Exercise prompt: Copy, from the entries below, each line where the word "similar" can be found.

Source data
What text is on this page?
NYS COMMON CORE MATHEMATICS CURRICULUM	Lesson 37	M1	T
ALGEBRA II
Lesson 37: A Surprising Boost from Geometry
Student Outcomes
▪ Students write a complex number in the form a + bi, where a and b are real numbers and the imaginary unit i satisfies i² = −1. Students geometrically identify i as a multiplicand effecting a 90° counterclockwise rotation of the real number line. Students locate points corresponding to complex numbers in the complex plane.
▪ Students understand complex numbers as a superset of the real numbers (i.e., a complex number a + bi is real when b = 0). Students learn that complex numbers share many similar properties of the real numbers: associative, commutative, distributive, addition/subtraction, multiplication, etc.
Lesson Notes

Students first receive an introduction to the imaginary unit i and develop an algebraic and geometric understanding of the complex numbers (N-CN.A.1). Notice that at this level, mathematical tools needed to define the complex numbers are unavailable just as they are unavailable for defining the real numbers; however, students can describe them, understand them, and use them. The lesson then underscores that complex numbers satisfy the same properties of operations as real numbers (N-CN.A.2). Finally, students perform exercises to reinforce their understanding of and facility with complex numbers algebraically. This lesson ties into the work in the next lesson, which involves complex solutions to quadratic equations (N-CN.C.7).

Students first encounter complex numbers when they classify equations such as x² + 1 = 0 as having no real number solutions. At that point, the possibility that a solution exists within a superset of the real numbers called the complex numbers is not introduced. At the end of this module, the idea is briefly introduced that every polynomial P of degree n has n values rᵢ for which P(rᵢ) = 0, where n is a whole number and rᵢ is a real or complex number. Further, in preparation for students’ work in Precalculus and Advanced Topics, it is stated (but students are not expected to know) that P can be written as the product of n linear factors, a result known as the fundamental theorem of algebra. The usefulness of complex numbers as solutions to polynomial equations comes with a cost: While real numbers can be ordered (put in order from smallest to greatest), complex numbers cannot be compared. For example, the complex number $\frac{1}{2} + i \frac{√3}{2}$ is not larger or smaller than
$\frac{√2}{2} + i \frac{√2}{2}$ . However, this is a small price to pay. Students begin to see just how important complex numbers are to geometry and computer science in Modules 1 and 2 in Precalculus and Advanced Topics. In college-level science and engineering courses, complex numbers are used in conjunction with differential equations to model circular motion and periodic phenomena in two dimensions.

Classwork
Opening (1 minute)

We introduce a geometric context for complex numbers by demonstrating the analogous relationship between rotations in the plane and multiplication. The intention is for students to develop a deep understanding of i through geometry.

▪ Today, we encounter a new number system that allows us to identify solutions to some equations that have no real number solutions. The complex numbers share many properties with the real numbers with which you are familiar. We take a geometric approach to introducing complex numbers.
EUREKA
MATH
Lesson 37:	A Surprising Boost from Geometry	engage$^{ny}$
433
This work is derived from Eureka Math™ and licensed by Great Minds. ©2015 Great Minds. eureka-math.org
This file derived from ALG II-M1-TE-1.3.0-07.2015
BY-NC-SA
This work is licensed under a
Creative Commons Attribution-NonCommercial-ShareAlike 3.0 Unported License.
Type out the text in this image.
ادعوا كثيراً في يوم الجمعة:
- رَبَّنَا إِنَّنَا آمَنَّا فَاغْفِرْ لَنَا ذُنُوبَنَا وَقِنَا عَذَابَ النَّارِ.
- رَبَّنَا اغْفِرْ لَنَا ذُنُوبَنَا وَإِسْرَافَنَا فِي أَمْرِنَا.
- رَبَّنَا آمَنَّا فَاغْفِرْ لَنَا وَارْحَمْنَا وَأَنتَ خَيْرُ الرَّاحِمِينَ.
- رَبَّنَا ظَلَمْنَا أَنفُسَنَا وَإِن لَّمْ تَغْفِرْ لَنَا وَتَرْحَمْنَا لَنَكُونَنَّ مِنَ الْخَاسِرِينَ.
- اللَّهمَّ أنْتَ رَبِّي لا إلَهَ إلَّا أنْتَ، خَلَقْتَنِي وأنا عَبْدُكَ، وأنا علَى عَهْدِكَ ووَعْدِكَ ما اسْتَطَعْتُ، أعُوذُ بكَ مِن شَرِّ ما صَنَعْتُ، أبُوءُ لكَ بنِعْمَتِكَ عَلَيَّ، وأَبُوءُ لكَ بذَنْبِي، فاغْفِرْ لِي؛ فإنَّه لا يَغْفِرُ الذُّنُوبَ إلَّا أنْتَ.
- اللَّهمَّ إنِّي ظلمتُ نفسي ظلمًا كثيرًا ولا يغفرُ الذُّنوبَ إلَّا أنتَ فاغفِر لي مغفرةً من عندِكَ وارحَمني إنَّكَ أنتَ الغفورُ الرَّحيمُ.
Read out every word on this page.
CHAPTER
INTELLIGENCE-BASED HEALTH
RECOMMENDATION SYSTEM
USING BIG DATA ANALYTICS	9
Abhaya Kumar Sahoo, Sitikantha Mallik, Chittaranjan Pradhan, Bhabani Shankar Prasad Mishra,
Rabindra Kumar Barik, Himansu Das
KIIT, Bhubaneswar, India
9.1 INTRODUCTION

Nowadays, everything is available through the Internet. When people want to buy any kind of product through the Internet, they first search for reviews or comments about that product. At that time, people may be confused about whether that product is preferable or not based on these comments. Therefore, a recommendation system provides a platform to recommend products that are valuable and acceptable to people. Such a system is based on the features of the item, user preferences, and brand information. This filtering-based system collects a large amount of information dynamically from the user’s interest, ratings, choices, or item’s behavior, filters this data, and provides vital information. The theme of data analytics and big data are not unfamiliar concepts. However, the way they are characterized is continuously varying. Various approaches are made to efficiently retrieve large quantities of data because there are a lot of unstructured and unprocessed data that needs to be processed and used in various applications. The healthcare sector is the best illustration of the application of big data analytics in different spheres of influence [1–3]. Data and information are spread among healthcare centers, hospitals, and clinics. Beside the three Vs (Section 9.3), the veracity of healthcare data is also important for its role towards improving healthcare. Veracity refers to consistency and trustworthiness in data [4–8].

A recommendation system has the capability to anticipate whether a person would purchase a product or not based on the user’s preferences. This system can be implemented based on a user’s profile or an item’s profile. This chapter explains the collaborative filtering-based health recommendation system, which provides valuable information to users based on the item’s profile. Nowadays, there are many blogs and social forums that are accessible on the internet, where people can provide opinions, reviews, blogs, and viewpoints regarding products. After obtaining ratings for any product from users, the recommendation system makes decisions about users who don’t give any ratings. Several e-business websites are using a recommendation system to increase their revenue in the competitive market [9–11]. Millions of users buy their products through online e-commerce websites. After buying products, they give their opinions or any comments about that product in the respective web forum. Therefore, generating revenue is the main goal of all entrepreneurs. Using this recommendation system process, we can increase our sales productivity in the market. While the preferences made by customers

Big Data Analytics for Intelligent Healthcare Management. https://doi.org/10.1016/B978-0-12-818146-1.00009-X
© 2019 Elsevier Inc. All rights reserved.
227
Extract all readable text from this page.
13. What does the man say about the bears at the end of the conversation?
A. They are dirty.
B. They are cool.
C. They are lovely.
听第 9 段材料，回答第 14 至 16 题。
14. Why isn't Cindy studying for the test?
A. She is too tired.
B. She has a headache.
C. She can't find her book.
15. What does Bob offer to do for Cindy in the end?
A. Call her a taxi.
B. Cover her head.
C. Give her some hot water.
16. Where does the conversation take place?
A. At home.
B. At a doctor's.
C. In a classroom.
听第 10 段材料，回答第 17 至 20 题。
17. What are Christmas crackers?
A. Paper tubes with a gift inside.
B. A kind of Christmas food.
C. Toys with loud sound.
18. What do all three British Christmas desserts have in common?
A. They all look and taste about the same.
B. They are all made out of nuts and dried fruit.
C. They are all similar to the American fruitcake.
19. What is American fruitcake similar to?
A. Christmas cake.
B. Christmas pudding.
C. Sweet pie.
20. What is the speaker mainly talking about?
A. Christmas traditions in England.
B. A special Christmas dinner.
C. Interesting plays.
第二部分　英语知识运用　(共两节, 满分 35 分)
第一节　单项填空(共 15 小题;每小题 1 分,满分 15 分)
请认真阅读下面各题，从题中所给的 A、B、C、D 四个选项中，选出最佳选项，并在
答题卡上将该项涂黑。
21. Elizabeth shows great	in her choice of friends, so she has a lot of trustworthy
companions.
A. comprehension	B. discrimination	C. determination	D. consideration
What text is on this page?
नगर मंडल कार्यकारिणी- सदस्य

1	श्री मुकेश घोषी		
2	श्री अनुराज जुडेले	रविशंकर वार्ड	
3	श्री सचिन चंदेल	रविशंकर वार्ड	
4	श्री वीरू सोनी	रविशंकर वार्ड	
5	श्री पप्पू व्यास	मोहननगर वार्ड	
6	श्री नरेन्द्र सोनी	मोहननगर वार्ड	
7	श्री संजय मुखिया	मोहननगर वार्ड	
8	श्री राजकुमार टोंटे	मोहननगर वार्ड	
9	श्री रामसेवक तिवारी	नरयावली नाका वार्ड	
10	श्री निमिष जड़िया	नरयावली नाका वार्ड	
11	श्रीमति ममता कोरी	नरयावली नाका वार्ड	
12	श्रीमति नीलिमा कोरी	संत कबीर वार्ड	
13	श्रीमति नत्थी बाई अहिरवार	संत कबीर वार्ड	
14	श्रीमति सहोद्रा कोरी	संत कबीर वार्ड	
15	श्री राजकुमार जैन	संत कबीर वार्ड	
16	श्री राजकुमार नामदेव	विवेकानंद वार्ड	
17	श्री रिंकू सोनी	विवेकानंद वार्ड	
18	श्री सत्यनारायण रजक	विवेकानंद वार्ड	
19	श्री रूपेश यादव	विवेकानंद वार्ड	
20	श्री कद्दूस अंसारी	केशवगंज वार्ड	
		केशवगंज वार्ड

Full solution:
▪ Students understand complex numbers as a superset of the real numbers (i.e., a complex number a + bi is real when b = 0). Students learn that complex numbers share many similar properties of the real numbers: associative, commutative, distributive, addition/subtraction, multiplication, etc.
C. They are all similar to the American fruitcake.
19. What is American fruitcake similar to?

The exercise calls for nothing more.